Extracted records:
----------

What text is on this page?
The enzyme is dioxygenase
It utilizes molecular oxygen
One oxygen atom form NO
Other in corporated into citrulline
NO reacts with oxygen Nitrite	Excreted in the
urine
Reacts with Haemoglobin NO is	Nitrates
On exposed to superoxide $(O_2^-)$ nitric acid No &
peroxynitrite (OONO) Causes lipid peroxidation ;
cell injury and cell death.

----------

## Exercise:
Top to bottom, transcribe every line above exactly.

## Response to the exercise:
What text is on this page?
The enzyme is dioxygenase
It utilizes molecular oxygen
One oxygen atom form NO
Other in corporated into citrulline
NO reacts with oxygen Nitrite	Excreted in the
urine
Reacts with Haemoglobin NO is	Nitrates
On exposed to superoxide $(O_2^-)$ nitric acid No &
peroxynitrite (OONO) Causes lipid peroxidation ;
cell injury and cell death.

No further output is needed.